- TASK DIRECTIONS: Omit the images, then print each record below exactly as it reads.

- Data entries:
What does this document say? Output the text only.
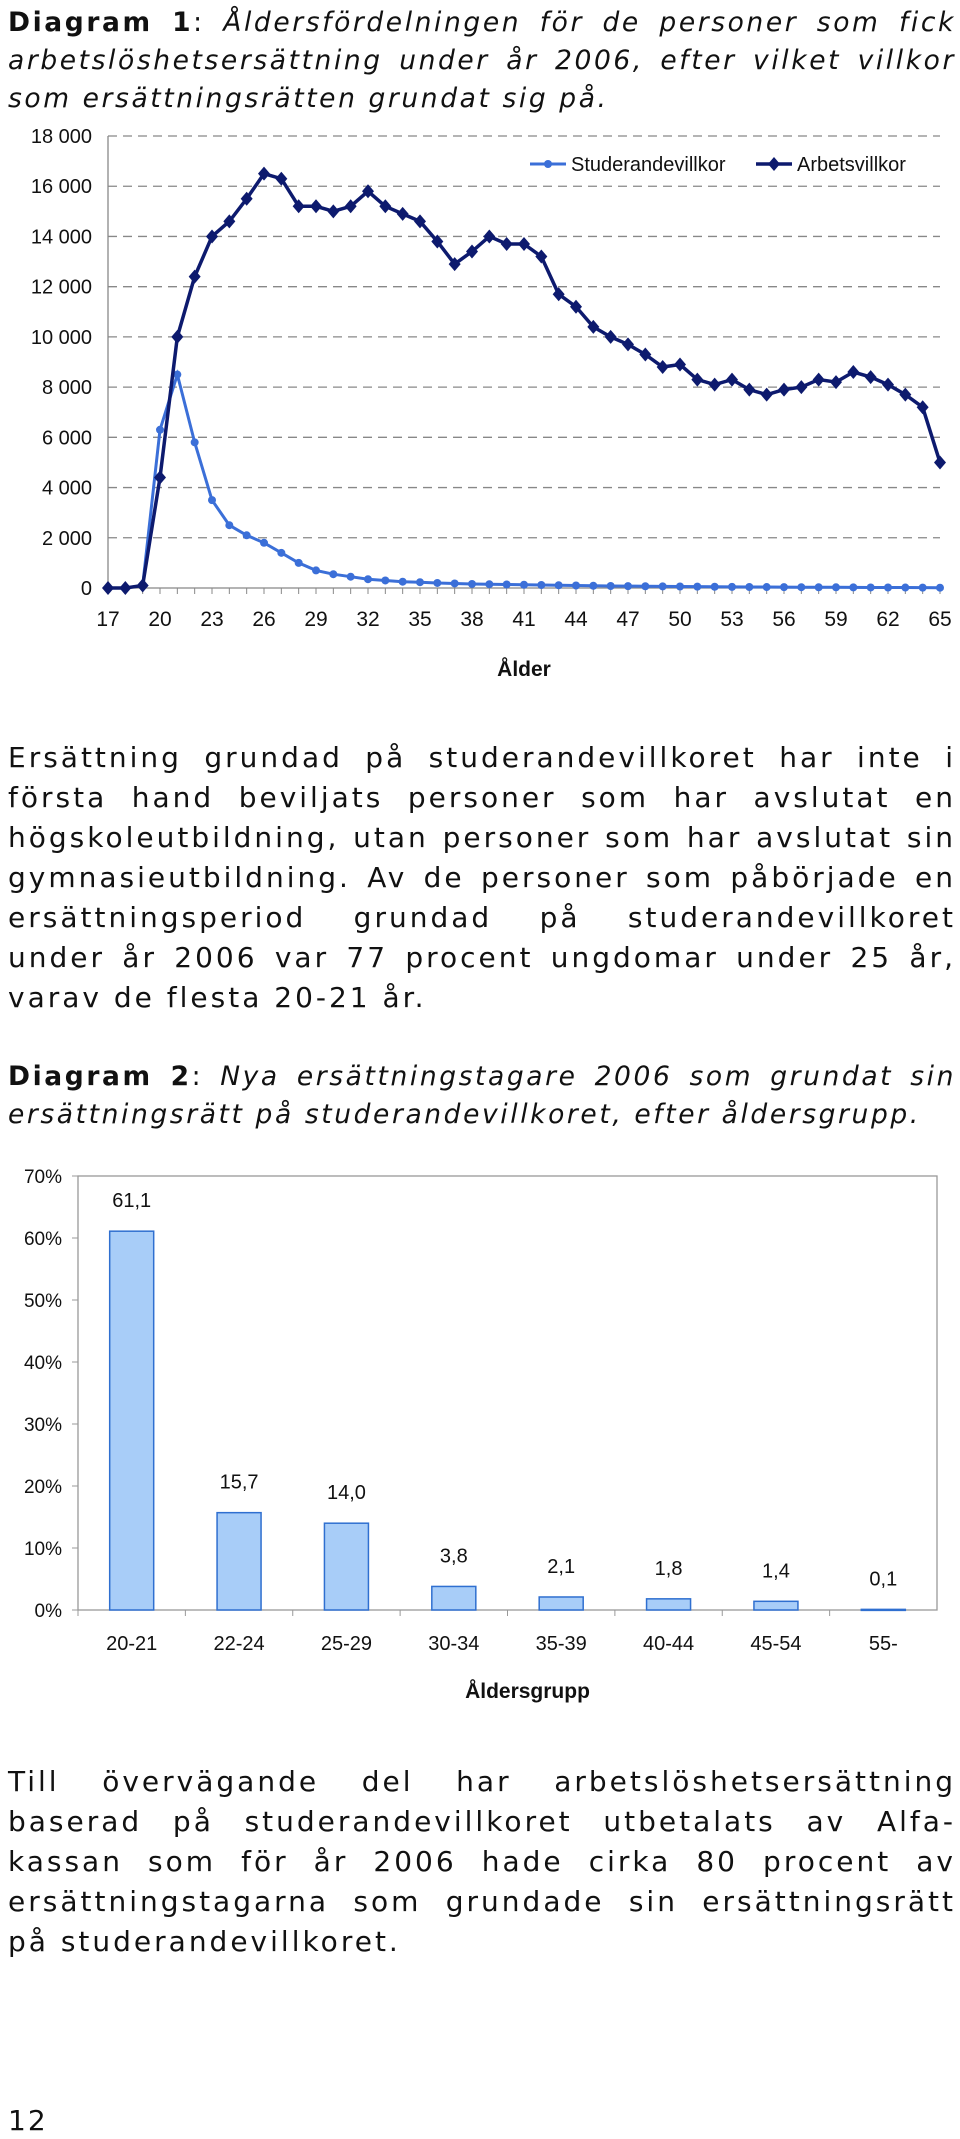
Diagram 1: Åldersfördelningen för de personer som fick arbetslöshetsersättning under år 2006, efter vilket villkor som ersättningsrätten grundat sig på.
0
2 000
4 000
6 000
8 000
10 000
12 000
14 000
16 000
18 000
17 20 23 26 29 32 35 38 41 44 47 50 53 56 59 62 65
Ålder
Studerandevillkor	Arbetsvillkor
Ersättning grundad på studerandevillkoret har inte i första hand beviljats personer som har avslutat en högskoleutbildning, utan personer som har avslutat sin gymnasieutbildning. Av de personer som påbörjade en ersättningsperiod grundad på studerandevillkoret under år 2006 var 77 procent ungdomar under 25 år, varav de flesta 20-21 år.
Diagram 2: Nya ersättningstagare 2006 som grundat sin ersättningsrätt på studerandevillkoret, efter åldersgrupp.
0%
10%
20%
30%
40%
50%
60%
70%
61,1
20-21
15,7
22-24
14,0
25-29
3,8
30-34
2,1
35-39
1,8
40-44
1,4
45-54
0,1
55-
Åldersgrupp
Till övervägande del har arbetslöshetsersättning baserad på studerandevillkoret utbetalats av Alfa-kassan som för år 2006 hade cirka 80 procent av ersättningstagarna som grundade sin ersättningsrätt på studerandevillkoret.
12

- CORRECT ANSWER:
What does this document say? Output the text only.
Diagram 1: Åldersfördelningen för de personer som fick arbetslöshetsersättning under år 2006, efter vilket villkor som ersättningsrätten grundat sig på.
0
2 000
4 000
6 000
8 000
10 000
12 000
14 000
16 000
18 000
17 20 23 26 29 32 35 38 41 44 47 50 53 56 59 62 65
Ålder
Studerandevillkor	Arbetsvillkor
Ersättning grundad på studerandevillkoret har inte i första hand beviljats personer som har avslutat en högskoleutbildning, utan personer som har avslutat sin gymnasieutbildning. Av de personer som påbörjade en ersättningsperiod grundad på studerandevillkoret under år 2006 var 77 procent ungdomar under 25 år, varav de flesta 20-21 år.
Diagram 2: Nya ersättningstagare 2006 som grundat sin ersättningsrätt på studerandevillkoret, efter åldersgrupp.
0%
10%
20%
30%
40%
50%
60%
70%
61,1
20-21
15,7
22-24
14,0
25-29
3,8
30-34
2,1
35-39
1,8
40-44
1,4
45-54
0,1
55-
Åldersgrupp
Till övervägande del har arbetslöshetsersättning baserad på studerandevillkoret utbetalats av Alfa-kassan som för år 2006 hade cirka 80 procent av ersättningstagarna som grundade sin ersättningsrätt på studerandevillkoret.
12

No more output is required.